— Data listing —
+++++
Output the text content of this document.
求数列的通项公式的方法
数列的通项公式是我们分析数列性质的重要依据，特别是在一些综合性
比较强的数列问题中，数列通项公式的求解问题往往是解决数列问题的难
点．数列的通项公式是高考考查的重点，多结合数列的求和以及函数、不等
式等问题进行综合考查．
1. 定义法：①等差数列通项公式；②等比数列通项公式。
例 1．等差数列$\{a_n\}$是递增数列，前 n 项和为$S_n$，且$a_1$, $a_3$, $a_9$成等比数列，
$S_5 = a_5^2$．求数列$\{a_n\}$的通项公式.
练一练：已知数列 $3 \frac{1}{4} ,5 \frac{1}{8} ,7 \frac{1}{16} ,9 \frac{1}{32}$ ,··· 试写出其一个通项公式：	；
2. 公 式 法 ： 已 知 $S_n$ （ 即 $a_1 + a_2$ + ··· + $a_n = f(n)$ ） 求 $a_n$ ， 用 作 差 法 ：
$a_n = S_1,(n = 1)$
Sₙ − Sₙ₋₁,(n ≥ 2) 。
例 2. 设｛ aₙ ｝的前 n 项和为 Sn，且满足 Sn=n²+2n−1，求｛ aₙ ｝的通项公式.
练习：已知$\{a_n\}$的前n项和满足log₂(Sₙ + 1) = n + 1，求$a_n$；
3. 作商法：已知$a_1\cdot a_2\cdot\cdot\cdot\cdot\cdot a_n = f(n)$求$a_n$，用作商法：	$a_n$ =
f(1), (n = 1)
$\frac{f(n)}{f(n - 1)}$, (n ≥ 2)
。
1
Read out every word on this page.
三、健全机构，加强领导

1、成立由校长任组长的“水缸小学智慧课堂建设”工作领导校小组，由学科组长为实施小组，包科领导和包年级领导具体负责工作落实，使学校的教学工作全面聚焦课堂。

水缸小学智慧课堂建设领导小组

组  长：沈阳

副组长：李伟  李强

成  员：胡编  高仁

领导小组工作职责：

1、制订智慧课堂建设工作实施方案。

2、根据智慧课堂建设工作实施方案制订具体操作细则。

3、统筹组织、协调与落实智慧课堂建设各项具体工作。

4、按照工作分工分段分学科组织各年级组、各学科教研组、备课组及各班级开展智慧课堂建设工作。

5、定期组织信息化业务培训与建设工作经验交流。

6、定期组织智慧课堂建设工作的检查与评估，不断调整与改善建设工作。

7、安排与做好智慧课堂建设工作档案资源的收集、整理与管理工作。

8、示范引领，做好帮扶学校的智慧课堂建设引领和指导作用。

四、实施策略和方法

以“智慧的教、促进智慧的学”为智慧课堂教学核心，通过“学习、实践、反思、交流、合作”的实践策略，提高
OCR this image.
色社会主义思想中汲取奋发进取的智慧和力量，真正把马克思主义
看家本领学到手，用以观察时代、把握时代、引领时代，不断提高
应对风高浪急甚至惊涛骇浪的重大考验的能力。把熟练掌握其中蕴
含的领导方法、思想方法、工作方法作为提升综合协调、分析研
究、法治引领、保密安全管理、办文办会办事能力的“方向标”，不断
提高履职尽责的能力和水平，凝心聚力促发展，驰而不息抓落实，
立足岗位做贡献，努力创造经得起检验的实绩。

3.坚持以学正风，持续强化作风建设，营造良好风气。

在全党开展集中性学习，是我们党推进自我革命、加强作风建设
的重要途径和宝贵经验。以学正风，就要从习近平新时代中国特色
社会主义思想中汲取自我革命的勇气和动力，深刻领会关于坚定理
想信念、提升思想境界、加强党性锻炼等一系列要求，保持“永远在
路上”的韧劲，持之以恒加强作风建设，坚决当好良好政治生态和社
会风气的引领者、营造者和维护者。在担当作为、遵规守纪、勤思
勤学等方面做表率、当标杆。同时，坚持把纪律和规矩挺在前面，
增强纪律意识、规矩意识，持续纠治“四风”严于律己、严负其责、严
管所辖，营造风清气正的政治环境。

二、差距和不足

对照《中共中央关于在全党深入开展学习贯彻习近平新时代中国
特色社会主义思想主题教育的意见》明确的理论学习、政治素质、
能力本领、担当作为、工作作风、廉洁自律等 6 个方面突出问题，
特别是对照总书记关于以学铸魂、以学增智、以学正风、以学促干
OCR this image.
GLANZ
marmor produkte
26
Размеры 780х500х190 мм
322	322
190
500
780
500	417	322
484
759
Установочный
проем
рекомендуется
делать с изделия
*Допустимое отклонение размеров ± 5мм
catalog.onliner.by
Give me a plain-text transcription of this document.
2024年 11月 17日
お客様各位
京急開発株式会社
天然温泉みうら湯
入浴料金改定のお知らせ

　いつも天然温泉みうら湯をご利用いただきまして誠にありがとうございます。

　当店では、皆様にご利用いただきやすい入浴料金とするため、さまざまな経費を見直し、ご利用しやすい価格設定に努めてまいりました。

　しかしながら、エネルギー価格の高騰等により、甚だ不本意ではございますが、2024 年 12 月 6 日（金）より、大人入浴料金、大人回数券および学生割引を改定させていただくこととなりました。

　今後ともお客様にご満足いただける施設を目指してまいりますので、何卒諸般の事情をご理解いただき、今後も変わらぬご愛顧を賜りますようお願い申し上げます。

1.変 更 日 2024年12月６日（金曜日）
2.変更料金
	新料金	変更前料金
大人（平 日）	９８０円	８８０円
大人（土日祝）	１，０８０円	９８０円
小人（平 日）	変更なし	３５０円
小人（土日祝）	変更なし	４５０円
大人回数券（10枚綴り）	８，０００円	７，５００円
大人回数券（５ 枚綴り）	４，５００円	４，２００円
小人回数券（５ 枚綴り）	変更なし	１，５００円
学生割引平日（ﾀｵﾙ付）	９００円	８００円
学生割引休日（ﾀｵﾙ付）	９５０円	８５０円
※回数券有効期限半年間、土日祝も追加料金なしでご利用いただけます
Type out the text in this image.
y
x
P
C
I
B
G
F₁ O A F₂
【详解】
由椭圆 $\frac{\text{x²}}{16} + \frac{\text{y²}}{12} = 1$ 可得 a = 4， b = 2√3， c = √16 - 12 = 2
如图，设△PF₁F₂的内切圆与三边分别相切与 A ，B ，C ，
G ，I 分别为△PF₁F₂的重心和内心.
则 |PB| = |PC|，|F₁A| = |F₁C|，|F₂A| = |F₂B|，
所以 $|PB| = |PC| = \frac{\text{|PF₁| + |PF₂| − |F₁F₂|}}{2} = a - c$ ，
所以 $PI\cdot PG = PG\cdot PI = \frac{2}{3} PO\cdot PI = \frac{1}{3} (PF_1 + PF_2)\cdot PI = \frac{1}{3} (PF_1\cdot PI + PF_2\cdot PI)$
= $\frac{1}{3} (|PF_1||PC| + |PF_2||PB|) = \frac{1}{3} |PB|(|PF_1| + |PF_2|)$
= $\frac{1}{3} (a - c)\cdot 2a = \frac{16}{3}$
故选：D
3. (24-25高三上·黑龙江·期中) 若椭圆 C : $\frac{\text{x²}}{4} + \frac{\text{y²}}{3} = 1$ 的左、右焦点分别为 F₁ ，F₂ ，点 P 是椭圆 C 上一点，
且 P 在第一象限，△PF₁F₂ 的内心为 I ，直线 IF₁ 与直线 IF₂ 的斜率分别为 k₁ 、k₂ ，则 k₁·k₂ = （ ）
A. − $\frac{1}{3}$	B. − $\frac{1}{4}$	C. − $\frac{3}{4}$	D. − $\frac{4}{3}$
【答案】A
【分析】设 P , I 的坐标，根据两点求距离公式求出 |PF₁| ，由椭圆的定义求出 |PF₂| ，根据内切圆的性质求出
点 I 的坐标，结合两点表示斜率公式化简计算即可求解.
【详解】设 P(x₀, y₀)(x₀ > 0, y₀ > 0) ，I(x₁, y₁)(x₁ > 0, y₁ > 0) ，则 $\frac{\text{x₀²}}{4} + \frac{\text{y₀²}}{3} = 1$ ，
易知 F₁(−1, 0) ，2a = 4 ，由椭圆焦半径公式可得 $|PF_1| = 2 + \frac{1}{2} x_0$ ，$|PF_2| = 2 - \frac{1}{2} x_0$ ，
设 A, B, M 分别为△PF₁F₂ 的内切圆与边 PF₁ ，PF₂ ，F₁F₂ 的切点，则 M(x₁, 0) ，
+++++
— Instructions for the task —
From the material above, copy each line that includes the word "変更なし".

— Exercise response —
小人（平 日）	変更なし	３５０円
小人（土日祝）	変更なし	４５０円
小人回数券（５ 枚綴り）	変更なし	１，５００円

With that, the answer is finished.